__CHALLENGE__
Read through the records below and copy each line that uses the word "symbol".

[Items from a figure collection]
####

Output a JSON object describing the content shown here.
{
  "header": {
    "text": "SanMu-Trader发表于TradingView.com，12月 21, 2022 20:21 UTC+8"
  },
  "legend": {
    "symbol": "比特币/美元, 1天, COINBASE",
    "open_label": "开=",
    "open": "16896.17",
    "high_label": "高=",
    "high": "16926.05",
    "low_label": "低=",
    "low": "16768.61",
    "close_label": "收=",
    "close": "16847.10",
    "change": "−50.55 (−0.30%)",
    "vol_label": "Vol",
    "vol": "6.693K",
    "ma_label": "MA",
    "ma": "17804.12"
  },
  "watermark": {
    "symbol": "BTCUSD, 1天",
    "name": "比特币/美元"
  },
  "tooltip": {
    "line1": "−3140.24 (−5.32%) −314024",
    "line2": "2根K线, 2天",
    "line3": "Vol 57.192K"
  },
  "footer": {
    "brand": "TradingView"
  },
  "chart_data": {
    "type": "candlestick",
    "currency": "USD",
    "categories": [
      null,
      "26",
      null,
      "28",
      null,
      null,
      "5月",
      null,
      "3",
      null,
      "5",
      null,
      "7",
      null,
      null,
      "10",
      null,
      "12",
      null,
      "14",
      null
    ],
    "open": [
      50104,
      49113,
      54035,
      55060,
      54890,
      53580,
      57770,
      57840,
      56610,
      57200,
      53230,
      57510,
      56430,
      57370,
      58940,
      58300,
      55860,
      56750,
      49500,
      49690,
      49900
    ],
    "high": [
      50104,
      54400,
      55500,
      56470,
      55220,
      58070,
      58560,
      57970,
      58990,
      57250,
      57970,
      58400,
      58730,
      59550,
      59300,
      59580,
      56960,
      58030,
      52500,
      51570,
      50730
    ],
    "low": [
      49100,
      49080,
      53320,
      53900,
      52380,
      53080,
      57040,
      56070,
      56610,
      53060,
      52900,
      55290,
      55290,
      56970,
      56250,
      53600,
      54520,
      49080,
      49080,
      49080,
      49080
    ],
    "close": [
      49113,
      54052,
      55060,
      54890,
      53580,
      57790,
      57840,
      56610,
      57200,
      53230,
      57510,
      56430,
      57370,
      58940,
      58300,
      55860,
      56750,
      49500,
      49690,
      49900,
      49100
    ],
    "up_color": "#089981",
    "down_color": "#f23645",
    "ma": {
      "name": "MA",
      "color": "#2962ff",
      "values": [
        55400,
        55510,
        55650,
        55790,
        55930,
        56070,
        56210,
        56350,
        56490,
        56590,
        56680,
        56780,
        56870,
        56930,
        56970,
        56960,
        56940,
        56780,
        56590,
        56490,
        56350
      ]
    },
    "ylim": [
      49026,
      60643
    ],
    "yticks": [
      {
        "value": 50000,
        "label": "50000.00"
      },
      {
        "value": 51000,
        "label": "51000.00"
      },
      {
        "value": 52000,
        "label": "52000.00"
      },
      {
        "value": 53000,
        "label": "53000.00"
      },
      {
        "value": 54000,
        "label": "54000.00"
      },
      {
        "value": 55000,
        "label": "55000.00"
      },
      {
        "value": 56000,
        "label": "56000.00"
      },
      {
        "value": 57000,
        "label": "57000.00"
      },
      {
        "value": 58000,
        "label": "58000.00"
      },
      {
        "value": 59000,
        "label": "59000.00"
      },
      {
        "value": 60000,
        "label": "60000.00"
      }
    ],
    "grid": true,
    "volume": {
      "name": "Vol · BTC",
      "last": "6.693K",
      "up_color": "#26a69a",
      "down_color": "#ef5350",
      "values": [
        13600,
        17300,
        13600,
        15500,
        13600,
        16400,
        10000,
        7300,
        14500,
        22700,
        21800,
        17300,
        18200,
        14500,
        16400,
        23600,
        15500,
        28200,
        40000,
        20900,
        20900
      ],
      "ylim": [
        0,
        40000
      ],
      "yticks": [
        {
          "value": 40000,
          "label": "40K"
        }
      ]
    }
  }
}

####

__WORKED SOLUTION__
    "symbol": "比特币/美元, 1天, COINBASE",
    "symbol": "BTCUSD, 1天",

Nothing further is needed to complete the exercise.